** Start **

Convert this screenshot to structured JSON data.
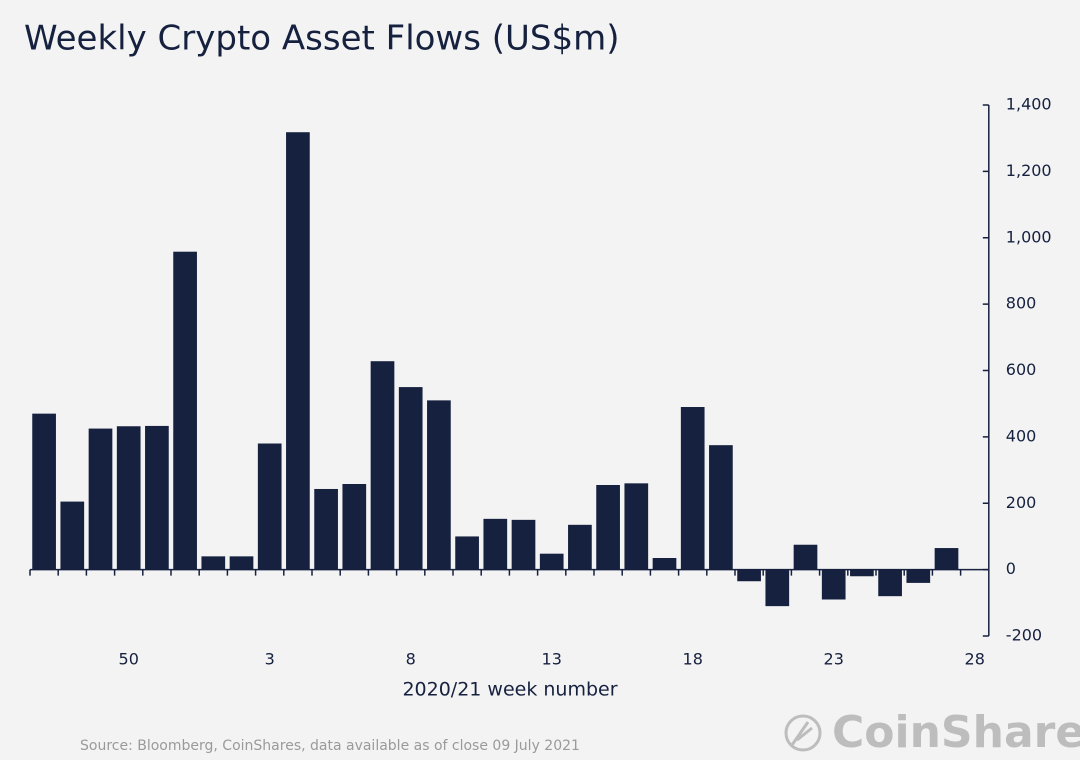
{
  "chart_data": {
    "type": "bar",
    "title": "Weekly Crypto Asset Flows (US$m)",
    "x_label": "2020/21 week number",
    "source": "Source: Bloomberg, CoinShares, data available as of close 09 July 2021",
    "brand": "CoinShares",
    "categories": [
      null,
      null,
      null,
      "50",
      null,
      null,
      null,
      null,
      "3",
      null,
      null,
      null,
      null,
      "8",
      null,
      null,
      null,
      null,
      "13",
      null,
      null,
      null,
      null,
      "18",
      null,
      null,
      null,
      null,
      "23",
      null,
      null,
      null,
      null,
      "28"
    ],
    "values": [
      470,
      205,
      425,
      432,
      433,
      958,
      40,
      40,
      380,
      1318,
      243,
      258,
      628,
      550,
      510,
      100,
      153,
      150,
      48,
      135,
      255,
      260,
      35,
      490,
      375,
      -35,
      -110,
      75,
      -90,
      -20,
      -80,
      -40,
      65,
      null
    ],
    "color": "#16213f",
    "ylim": [
      -200,
      1400
    ],
    "yticks": [
      -200,
      0,
      200,
      400,
      600,
      800,
      {
        "value": 1000,
        "label": "1,000"
      },
      {
        "value": 1200,
        "label": "1,200"
      },
      {
        "value": 1400,
        "label": "1,400"
      }
    ],
    "y_axis_side": "right",
    "grid": false
  }
}
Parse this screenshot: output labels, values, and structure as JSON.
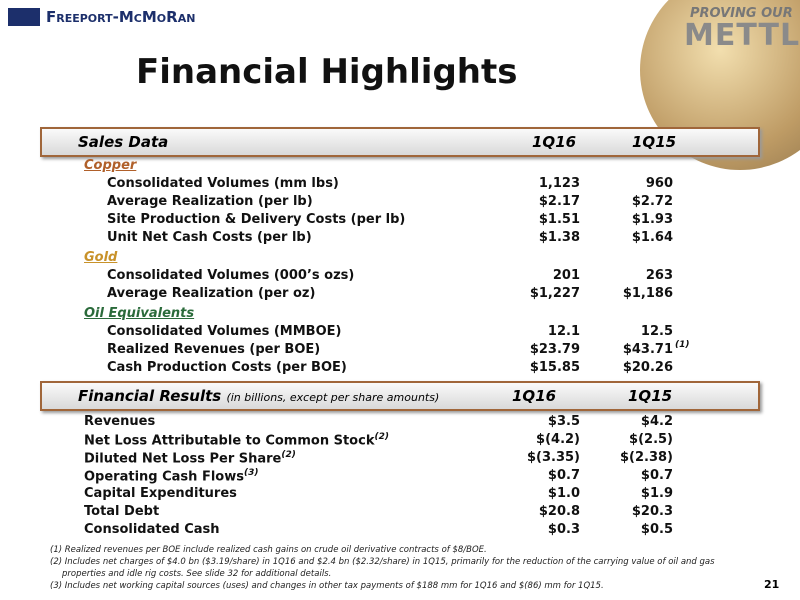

** End **

▶ [Instructions for the task]: Copy all the lines of data exactly as they appear, dropping any images.

▶ [Expected answer]:
Convert this screenshot to structured JSON data.
{
  "chart_data": {
    "type": "bar",
    "title": "Weekly Crypto Asset Flows (US$m)",
    "x_label": "2020/21 week number",
    "source": "Source: Bloomberg, CoinShares, data available as of close 09 July 2021",
    "brand": "CoinShares",
    "categories": [
      null,
      null,
      null,
      "50",
      null,
      null,
      null,
      null,
      "3",
      null,
      null,
      null,
      null,
      "8",
      null,
      null,
      null,
      null,
      "13",
      null,
      null,
      null,
      null,
      "18",
      null,
      null,
      null,
      null,
      "23",
      null,
      null,
      null,
      null,
      "28"
    ],
    "values": [
      470,
      205,
      425,
      432,
      433,
      958,
      40,
      40,
      380,
      1318,
      243,
      258,
      628,
      550,
      510,
      100,
      153,
      150,
      48,
      135,
      255,
      260,
      35,
      490,
      375,
      -35,
      -110,
      75,
      -90,
      -20,
      -80,
      -40,
      65,
      null
    ],
    "color": "#16213f",
    "ylim": [
      -200,
      1400
    ],
    "yticks": [
      -200,
      0,
      200,
      400,
      600,
      800,
      {
        "value": 1000,
        "label": "1,000"
      },
      {
        "value": 1200,
        "label": "1,200"
      },
      {
        "value": 1400,
        "label": "1,400"
      }
    ],
    "y_axis_side": "right",
    "grid": false
  }
}
Parse this screenshot: output labels, values, and structure as JSON.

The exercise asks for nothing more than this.